— start EXTRACTED MATERIAL —
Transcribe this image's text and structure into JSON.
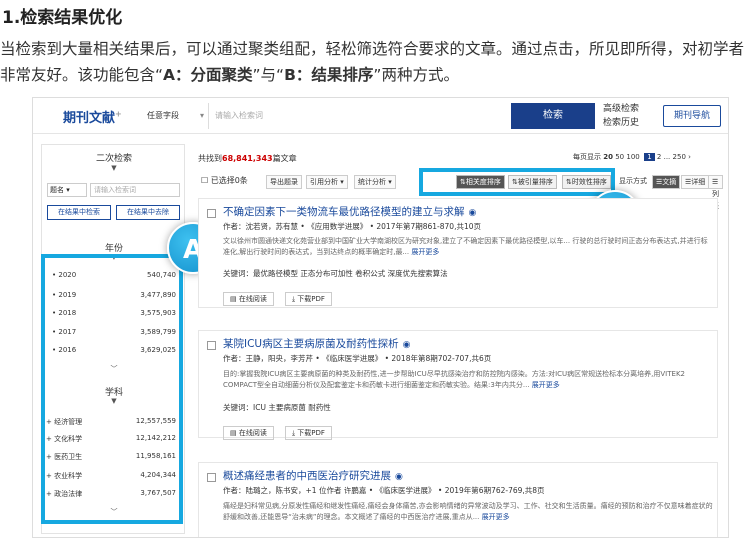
{
  "heading": "1.检索结果优化",
  "paragraph": {
    "part1": "当检索到大量相关结果后，可以通过聚类组配，轻松筛选符合要求的文章。通过点击，所见即所得，对初学者非常友好。该功能包含“",
    "bold1": "A：分面聚类",
    "part2": "”与“",
    "bold2": "B：结果排序",
    "part3": "”两种方式。"
  },
  "topbar": {
    "logo": "期刊文献",
    "field_select": "任意字段",
    "search_placeholder": "请输入检索词",
    "search_button": "检索",
    "advanced_search": "高级检索",
    "search_history": "检索历史",
    "nav_button": "期刊导航"
  },
  "left": {
    "secondary_title": "二次检索",
    "sel": "题名",
    "input_placeholder": "请输入检索词",
    "btn_in_results": "在结果中检索",
    "btn_exclude": "在结果中去除",
    "year_title": "年份",
    "years": [
      {
        "label": "2020",
        "count": "540,740"
      },
      {
        "label": "2019",
        "count": "3,477,890"
      },
      {
        "label": "2018",
        "count": "3,575,903"
      },
      {
        "label": "2017",
        "count": "3,589,799"
      },
      {
        "label": "2016",
        "count": "3,629,025"
      }
    ],
    "subject_title": "学科",
    "subjects": [
      {
        "label": "经济管理",
        "count": "12,557,559"
      },
      {
        "label": "文化科学",
        "count": "12,142,212"
      },
      {
        "label": "医药卫生",
        "count": "11,958,161"
      },
      {
        "label": "农业科学",
        "count": "4,204,344"
      },
      {
        "label": "政治法律",
        "count": "3,767,507"
      }
    ]
  },
  "results": {
    "found_prefix": "共找到",
    "found_count": "68,841,343",
    "found_suffix": "篇文章",
    "per_page": "每页显示",
    "per_page_options": [
      "20",
      "50",
      "100"
    ],
    "pages": [
      "1",
      "2",
      "...",
      "250",
      "›"
    ],
    "toolbar": {
      "selected": "已选择0条",
      "export": "导出题录",
      "citation": "引用分析 ▾",
      "stats": "统计分析 ▾",
      "sort_relevance": "相关度排序",
      "sort_cited": "被引量排序",
      "sort_time": "时效性排序",
      "display_mode": "显示方式",
      "view_abstract": "文摘",
      "view_detail": "详细",
      "view_list": "列表"
    },
    "articles": [
      {
        "title": "不确定因素下一类物流车最优路径模型的建立与求解",
        "authors": "作者：沈若贤，苏有慧 • 《应用数学进展》 • 2017年第7期861-870,共10页",
        "abstract": "文以徐州市圆通快递文化苑营业部到中国矿业大学南湖校区为研究对象,建立了不确定因素下最优路径模型,以车... 行驶的总行驶时间正态分布表达式,并进行标准化,解出行驶时间的表达式，当到达终点的概率确定时,最...",
        "more": "展开更多",
        "keywords": "关键词：最优路径模型  正态分布可加性  卷积公式  深度优先搜索算法",
        "read": "在线阅读",
        "download": "下载PDF"
      },
      {
        "title": "某院ICU病区主要病原菌及耐药性探析",
        "authors": "作者：王静，阳央，李芳芹 • 《临床医学进展》 • 2018年第8期702-707,共6页",
        "abstract": "目的:掌握我院ICU病区主要病原菌的种类及耐药性,进一步帮助ICU尽早抗感染治疗和防控院内感染。方法:对ICU病区常规送检标本分离培养,用VITEK2 COMPACT型全自动细菌分析仪及配套鉴定卡和药敏卡进行细菌鉴定和药敏实验。结果:3年内共分...",
        "more": "展开更多",
        "keywords": "关键词：ICU  主要病原菌  耐药性",
        "read": "在线阅读",
        "download": "下载PDF"
      },
      {
        "title": "概述痛经患者的中西医治疗研究进展",
        "authors": "作者：陆璐之，陈书安，+1 位作者  许鹏嘉 • 《临床医学进展》 • 2019年第6期762-769,共8页",
        "abstract": "痛经是妇科常见病,分原发性痛经和继发性痛经,痛经会身体痛苦,亦会影响情绪的异常波动及学习、工作、社交和生活质量。痛经的预防和治疗不仅意味着症状的舒缓和改善,还能恩导“治未病”的理念。本文概述了痛经的中西医治疗进展,重点从...",
        "more": "展开更多"
      }
    ]
  },
  "badges": {
    "a": "A",
    "b": "B"
  },
  "colors": {
    "highlight": "#16a8e0",
    "brand": "#1a3f8a",
    "count_red": "#cc0000"
  }
}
— end EXTRACTED MATERIAL —
» TASK: Skip the images and write out the rest of the listing exactly.

» IN RESPONSE:
Transcribe this image's text and structure into JSON.
{
  "heading": "1.检索结果优化",
  "paragraph": {
    "part1": "当检索到大量相关结果后，可以通过聚类组配，轻松筛选符合要求的文章。通过点击，所见即所得，对初学者非常友好。该功能包含“",
    "bold1": "A：分面聚类",
    "part2": "”与“",
    "bold2": "B：结果排序",
    "part3": "”两种方式。"
  },
  "topbar": {
    "logo": "期刊文献",
    "field_select": "任意字段",
    "search_placeholder": "请输入检索词",
    "search_button": "检索",
    "advanced_search": "高级检索",
    "search_history": "检索历史",
    "nav_button": "期刊导航"
  },
  "left": {
    "secondary_title": "二次检索",
    "sel": "题名",
    "input_placeholder": "请输入检索词",
    "btn_in_results": "在结果中检索",
    "btn_exclude": "在结果中去除",
    "year_title": "年份",
    "years": [
      {
        "label": "2020",
        "count": "540,740"
      },
      {
        "label": "2019",
        "count": "3,477,890"
      },
      {
        "label": "2018",
        "count": "3,575,903"
      },
      {
        "label": "2017",
        "count": "3,589,799"
      },
      {
        "label": "2016",
        "count": "3,629,025"
      }
    ],
    "subject_title": "学科",
    "subjects": [
      {
        "label": "经济管理",
        "count": "12,557,559"
      },
      {
        "label": "文化科学",
        "count": "12,142,212"
      },
      {
        "label": "医药卫生",
        "count": "11,958,161"
      },
      {
        "label": "农业科学",
        "count": "4,204,344"
      },
      {
        "label": "政治法律",
        "count": "3,767,507"
      }
    ]
  },
  "results": {
    "found_prefix": "共找到",
    "found_count": "68,841,343",
    "found_suffix": "篇文章",
    "per_page": "每页显示",
    "per_page_options": [
      "20",
      "50",
      "100"
    ],
    "pages": [
      "1",
      "2",
      "...",
      "250",
      "›"
    ],
    "toolbar": {
      "selected": "已选择0条",
      "export": "导出题录",
      "citation": "引用分析 ▾",
      "stats": "统计分析 ▾",
      "sort_relevance": "相关度排序",
      "sort_cited": "被引量排序",
      "sort_time": "时效性排序",
      "display_mode": "显示方式",
      "view_abstract": "文摘",
      "view_detail": "详细",
      "view_list": "列表"
    },
    "articles": [
      {
        "title": "不确定因素下一类物流车最优路径模型的建立与求解",
        "authors": "作者：沈若贤，苏有慧 • 《应用数学进展》 • 2017年第7期861-870,共10页",
        "abstract": "文以徐州市圆通快递文化苑营业部到中国矿业大学南湖校区为研究对象,建立了不确定因素下最优路径模型,以车... 行驶的总行驶时间正态分布表达式,并进行标准化,解出行驶时间的表达式，当到达终点的概率确定时,最...",
        "more": "展开更多",
        "keywords": "关键词：最优路径模型  正态分布可加性  卷积公式  深度优先搜索算法",
        "read": "在线阅读",
        "download": "下载PDF"
      },
      {
        "title": "某院ICU病区主要病原菌及耐药性探析",
        "authors": "作者：王静，阳央，李芳芹 • 《临床医学进展》 • 2018年第8期702-707,共6页",
        "abstract": "目的:掌握我院ICU病区主要病原菌的种类及耐药性,进一步帮助ICU尽早抗感染治疗和防控院内感染。方法:对ICU病区常规送检标本分离培养,用VITEK2 COMPACT型全自动细菌分析仪及配套鉴定卡和药敏卡进行细菌鉴定和药敏实验。结果:3年内共分...",
        "more": "展开更多",
        "keywords": "关键词：ICU  主要病原菌  耐药性",
        "read": "在线阅读",
        "download": "下载PDF"
      },
      {
        "title": "概述痛经患者的中西医治疗研究进展",
        "authors": "作者：陆璐之，陈书安，+1 位作者  许鹏嘉 • 《临床医学进展》 • 2019年第6期762-769,共8页",
        "abstract": "痛经是妇科常见病,分原发性痛经和继发性痛经,痛经会身体痛苦,亦会影响情绪的异常波动及学习、工作、社交和生活质量。痛经的预防和治疗不仅意味着症状的舒缓和改善,还能恩导“治未病”的理念。本文概述了痛经的中西医治疗进展,重点从...",
        "more": "展开更多"
      }
    ]
  },
  "badges": {
    "a": "A",
    "b": "B"
  },
  "colors": {
    "highlight": "#16a8e0",
    "brand": "#1a3f8a",
    "count_red": "#cc0000"
  }
}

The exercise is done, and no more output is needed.